> **WHAT IS ASKED**: List every line in the records below that contains the word "time".

> **DATA SHOWN**:
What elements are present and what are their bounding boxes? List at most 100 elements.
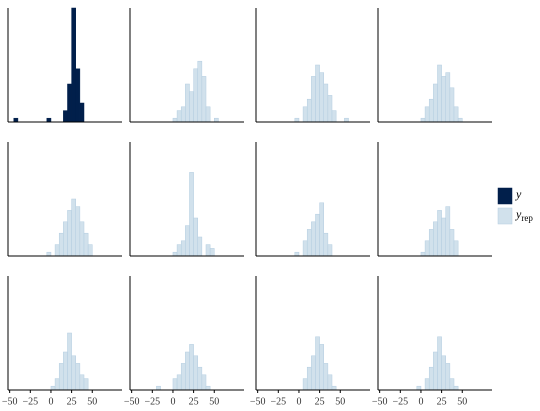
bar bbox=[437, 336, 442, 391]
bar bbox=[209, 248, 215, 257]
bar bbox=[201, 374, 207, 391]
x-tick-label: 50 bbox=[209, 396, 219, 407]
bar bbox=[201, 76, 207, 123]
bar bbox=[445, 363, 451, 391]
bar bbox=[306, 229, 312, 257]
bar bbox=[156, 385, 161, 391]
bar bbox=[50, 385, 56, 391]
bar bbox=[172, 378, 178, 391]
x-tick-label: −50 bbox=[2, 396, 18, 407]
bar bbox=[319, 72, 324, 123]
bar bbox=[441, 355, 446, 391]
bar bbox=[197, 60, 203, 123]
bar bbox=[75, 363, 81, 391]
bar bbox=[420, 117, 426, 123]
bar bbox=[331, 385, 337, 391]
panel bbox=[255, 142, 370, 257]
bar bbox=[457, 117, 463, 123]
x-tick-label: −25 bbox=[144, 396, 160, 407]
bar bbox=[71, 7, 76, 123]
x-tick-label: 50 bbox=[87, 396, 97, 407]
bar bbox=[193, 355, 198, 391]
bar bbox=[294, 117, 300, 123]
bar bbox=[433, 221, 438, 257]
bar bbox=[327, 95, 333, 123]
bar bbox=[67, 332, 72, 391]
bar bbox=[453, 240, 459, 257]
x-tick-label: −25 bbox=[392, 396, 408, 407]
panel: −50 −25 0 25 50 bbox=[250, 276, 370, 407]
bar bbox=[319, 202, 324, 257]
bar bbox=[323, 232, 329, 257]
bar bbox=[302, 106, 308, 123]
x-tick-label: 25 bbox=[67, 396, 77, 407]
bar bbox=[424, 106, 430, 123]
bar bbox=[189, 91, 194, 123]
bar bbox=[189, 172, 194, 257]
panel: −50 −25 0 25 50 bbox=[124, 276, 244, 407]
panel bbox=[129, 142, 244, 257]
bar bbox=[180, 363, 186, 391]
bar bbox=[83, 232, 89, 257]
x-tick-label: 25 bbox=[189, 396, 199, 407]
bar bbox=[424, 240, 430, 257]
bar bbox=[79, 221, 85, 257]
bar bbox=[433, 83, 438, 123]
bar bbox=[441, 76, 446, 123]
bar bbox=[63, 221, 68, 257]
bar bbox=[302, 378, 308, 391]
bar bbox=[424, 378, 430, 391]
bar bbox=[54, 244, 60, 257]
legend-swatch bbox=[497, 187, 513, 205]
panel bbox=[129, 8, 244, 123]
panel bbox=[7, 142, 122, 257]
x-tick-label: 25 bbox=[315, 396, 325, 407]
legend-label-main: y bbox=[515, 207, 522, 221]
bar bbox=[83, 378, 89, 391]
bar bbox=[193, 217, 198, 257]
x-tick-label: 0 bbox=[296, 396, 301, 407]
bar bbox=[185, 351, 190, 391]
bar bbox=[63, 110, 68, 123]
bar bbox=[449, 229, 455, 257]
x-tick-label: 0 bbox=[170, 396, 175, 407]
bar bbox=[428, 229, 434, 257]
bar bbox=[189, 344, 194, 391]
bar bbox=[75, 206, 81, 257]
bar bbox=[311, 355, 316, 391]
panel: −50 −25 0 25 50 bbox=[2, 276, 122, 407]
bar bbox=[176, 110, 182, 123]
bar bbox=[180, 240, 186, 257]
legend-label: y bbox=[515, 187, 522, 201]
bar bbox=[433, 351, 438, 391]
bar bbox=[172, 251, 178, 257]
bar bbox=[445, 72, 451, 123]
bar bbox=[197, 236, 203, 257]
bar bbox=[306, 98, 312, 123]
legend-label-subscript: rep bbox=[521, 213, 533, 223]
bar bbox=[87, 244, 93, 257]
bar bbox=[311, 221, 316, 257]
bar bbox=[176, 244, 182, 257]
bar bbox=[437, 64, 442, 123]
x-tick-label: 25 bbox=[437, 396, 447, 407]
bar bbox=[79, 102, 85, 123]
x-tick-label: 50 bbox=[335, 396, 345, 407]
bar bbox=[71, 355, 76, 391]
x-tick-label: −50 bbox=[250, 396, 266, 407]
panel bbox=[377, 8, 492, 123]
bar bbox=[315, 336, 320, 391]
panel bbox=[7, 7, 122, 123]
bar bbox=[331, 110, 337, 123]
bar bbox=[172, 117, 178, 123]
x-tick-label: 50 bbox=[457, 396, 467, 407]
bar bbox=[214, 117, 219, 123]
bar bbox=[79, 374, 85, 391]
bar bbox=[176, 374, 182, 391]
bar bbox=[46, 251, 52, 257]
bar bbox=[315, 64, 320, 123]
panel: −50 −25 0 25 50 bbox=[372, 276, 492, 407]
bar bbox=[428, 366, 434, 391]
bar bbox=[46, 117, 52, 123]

==

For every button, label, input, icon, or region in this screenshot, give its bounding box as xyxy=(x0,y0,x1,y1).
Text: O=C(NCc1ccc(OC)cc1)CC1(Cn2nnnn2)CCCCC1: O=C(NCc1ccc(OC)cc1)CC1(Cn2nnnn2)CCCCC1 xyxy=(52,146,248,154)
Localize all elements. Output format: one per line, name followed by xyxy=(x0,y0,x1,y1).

---

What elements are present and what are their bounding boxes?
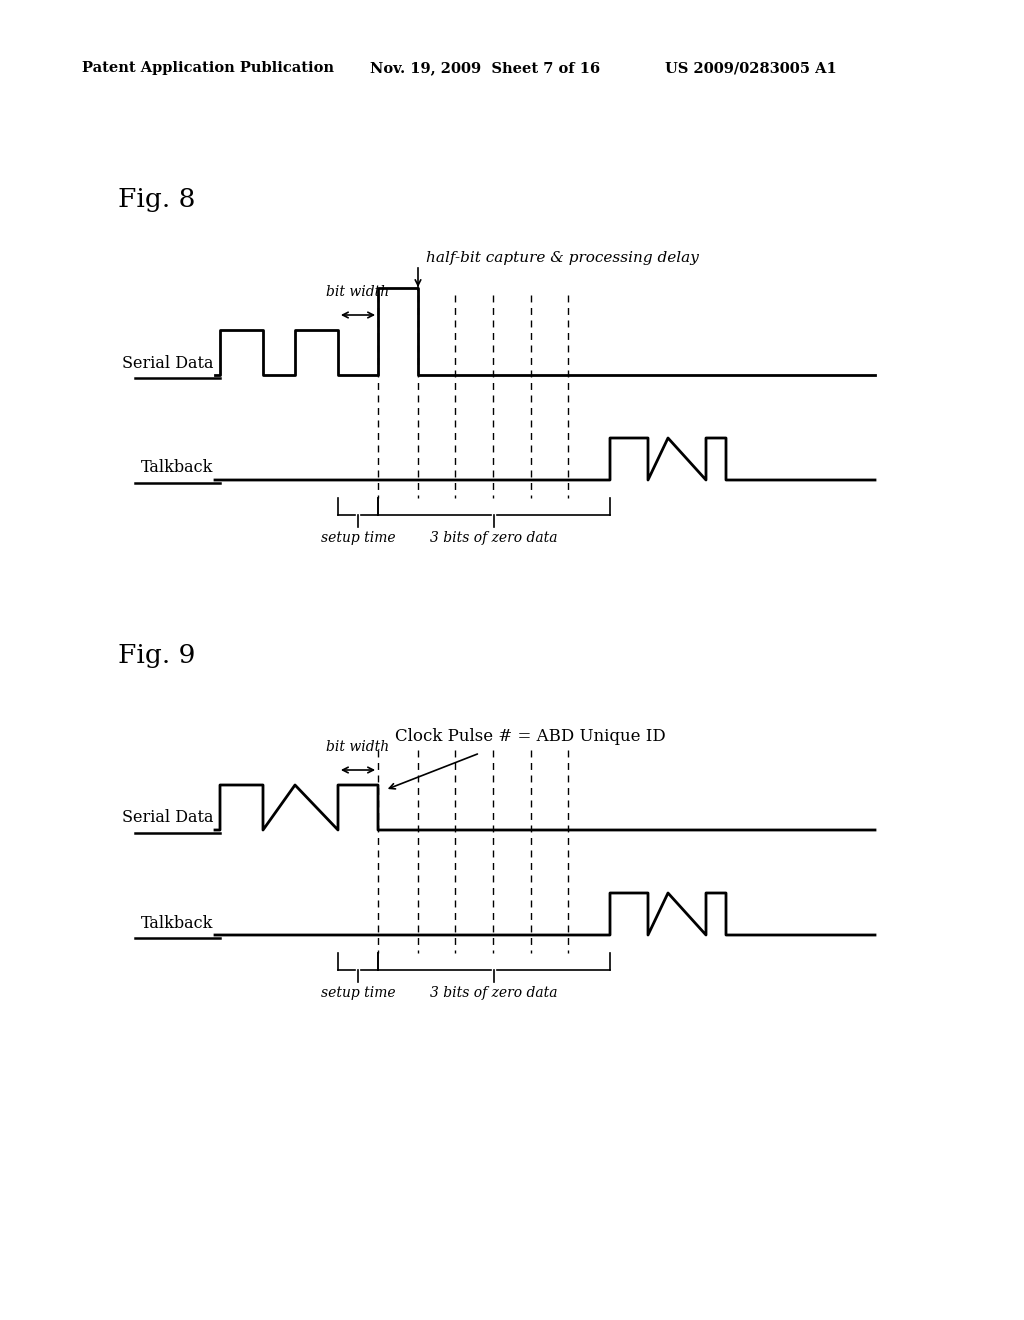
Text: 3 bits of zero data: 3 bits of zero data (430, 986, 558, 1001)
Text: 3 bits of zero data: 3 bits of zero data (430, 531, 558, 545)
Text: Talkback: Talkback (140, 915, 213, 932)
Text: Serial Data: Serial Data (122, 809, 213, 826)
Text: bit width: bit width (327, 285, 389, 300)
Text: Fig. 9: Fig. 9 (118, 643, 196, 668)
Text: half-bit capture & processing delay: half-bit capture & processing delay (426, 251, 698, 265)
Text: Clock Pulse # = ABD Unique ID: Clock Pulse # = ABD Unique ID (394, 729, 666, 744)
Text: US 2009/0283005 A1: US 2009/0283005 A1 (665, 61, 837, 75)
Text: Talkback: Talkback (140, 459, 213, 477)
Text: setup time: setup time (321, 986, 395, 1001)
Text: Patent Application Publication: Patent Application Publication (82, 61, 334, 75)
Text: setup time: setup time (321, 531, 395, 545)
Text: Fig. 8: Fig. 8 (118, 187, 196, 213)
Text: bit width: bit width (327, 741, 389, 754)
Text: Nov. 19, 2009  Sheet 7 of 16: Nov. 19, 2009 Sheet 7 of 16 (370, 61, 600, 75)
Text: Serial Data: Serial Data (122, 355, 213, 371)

> **FULL RESPONSE**:
Text: setup time: setup time (321, 986, 395, 1001)
Text: setup time: setup time (321, 531, 395, 545)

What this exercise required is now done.